What is expected |
Print every entry, word for word, and skip the images.

Given data |
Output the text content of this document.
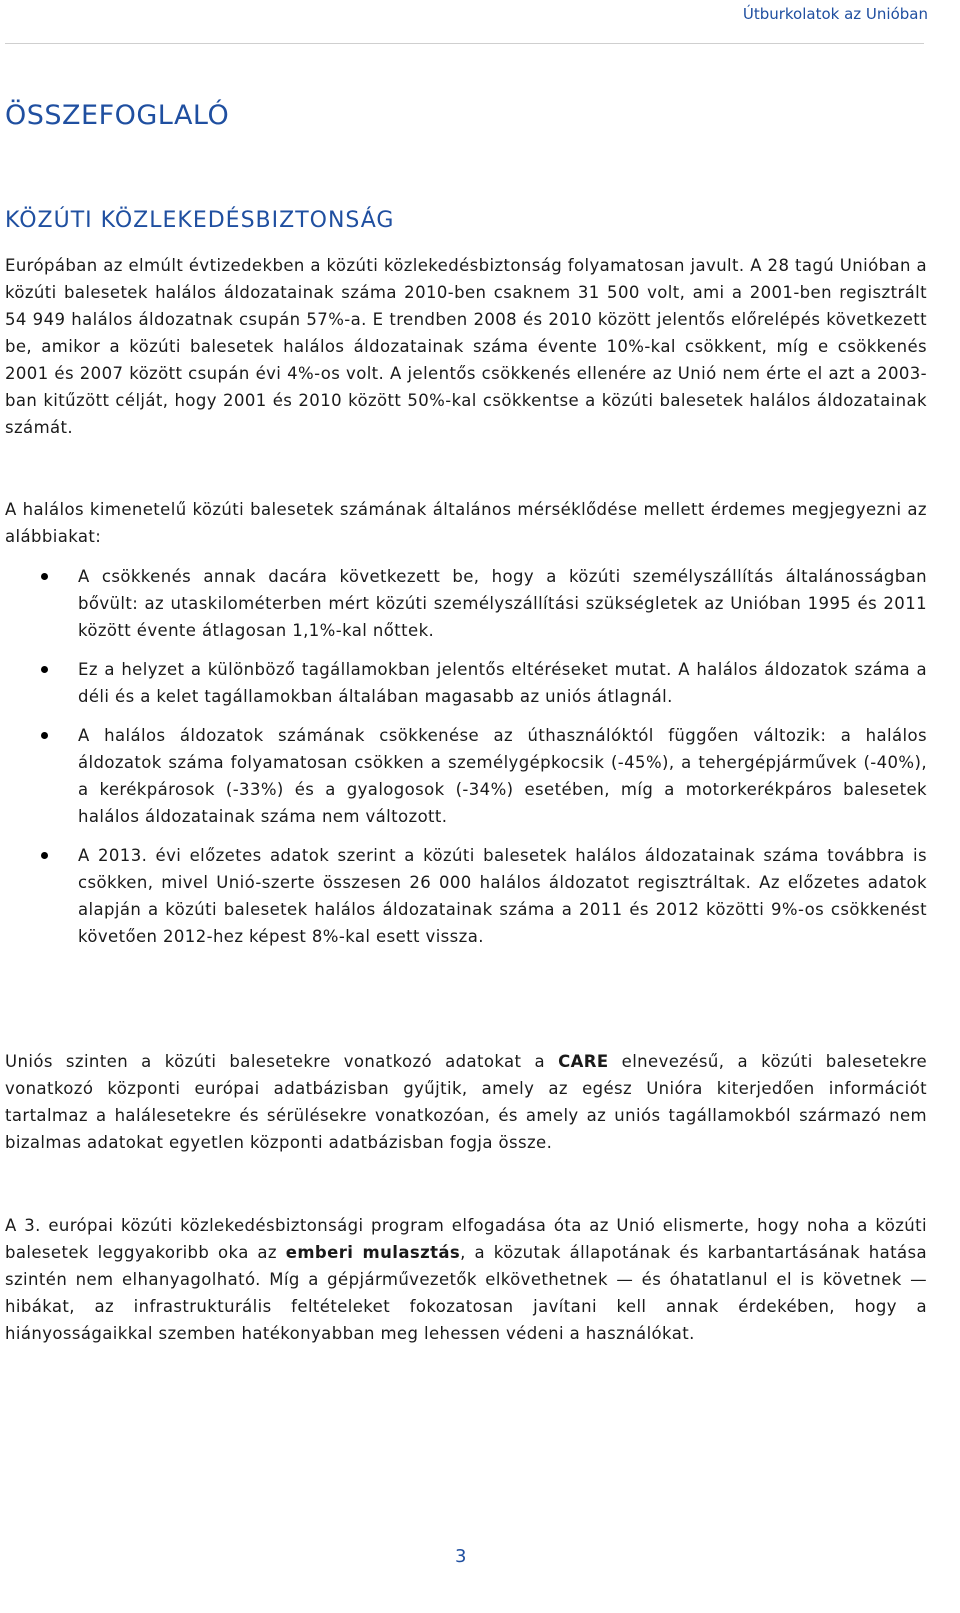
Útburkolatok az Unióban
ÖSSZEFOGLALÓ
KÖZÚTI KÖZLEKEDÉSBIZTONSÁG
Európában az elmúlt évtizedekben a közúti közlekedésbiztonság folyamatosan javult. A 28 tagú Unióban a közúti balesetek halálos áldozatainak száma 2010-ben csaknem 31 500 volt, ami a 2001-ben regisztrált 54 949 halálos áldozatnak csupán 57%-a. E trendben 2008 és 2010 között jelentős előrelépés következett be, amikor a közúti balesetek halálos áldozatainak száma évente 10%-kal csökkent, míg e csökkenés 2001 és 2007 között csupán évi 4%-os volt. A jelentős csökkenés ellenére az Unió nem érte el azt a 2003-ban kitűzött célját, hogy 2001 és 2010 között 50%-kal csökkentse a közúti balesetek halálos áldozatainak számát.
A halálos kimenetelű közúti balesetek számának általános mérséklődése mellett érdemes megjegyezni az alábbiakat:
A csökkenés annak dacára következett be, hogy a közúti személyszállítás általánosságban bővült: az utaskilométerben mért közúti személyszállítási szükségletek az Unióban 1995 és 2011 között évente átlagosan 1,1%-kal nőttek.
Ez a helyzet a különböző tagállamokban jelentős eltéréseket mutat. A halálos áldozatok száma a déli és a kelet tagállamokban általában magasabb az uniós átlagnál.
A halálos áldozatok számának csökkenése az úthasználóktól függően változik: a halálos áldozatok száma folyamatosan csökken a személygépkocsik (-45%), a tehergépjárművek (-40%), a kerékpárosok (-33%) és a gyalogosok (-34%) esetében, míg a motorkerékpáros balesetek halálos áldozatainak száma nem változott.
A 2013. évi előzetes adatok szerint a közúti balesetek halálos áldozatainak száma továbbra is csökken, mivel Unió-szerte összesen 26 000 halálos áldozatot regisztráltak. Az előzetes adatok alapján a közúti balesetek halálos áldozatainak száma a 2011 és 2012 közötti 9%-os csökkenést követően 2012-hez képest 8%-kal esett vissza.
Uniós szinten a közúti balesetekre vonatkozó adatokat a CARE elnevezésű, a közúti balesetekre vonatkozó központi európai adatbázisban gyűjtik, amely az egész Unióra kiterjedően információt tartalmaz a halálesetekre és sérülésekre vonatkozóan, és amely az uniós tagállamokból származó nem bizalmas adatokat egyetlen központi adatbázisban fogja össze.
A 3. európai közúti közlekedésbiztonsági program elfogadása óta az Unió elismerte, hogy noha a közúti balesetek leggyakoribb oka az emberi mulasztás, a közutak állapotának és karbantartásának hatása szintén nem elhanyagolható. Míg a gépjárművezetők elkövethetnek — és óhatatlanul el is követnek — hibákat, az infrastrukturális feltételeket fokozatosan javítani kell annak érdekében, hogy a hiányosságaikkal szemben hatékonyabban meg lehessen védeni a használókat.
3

Answer to this problem |
Output the text content of this document.
Útburkolatok az Unióban
ÖSSZEFOGLALÓ
KÖZÚTI KÖZLEKEDÉSBIZTONSÁG
Európában az elmúlt évtizedekben a közúti közlekedésbiztonság folyamatosan javult. A 28 tagú Unióban a közúti balesetek halálos áldozatainak száma 2010-ben csaknem 31 500 volt, ami a 2001-ben regisztrált 54 949 halálos áldozatnak csupán 57%-a. E trendben 2008 és 2010 között jelentős előrelépés következett be, amikor a közúti balesetek halálos áldozatainak száma évente 10%-kal csökkent, míg e csökkenés 2001 és 2007 között csupán évi 4%-os volt. A jelentős csökkenés ellenére az Unió nem érte el azt a 2003-ban kitűzött célját, hogy 2001 és 2010 között 50%-kal csökkentse a közúti balesetek halálos áldozatainak számát.
A halálos kimenetelű közúti balesetek számának általános mérséklődése mellett érdemes megjegyezni az alábbiakat:
A csökkenés annak dacára következett be, hogy a közúti személyszállítás általánosságban bővült: az utaskilométerben mért közúti személyszállítási szükségletek az Unióban 1995 és 2011 között évente átlagosan 1,1%-kal nőttek.
Ez a helyzet a különböző tagállamokban jelentős eltéréseket mutat. A halálos áldozatok száma a déli és a kelet tagállamokban általában magasabb az uniós átlagnál.
A halálos áldozatok számának csökkenése az úthasználóktól függően változik: a halálos áldozatok száma folyamatosan csökken a személygépkocsik (-45%), a tehergépjárművek (-40%), a kerékpárosok (-33%) és a gyalogosok (-34%) esetében, míg a motorkerékpáros balesetek halálos áldozatainak száma nem változott.
A 2013. évi előzetes adatok szerint a közúti balesetek halálos áldozatainak száma továbbra is csökken, mivel Unió-szerte összesen 26 000 halálos áldozatot regisztráltak. Az előzetes adatok alapján a közúti balesetek halálos áldozatainak száma a 2011 és 2012 közötti 9%-os csökkenést követően 2012-hez képest 8%-kal esett vissza.
Uniós szinten a közúti balesetekre vonatkozó adatokat a CARE elnevezésű, a közúti balesetekre vonatkozó központi európai adatbázisban gyűjtik, amely az egész Unióra kiterjedően információt tartalmaz a halálesetekre és sérülésekre vonatkozóan, és amely az uniós tagállamokból származó nem bizalmas adatokat egyetlen központi adatbázisban fogja össze.
A 3. európai közúti közlekedésbiztonsági program elfogadása óta az Unió elismerte, hogy noha a közúti balesetek leggyakoribb oka az emberi mulasztás, a közutak állapotának és karbantartásának hatása szintén nem elhanyagolható. Míg a gépjárművezetők elkövethetnek — és óhatatlanul el is követnek — hibákat, az infrastrukturális feltételeket fokozatosan javítani kell annak érdekében, hogy a hiányosságaikkal szemben hatékonyabban meg lehessen védeni a használókat.
3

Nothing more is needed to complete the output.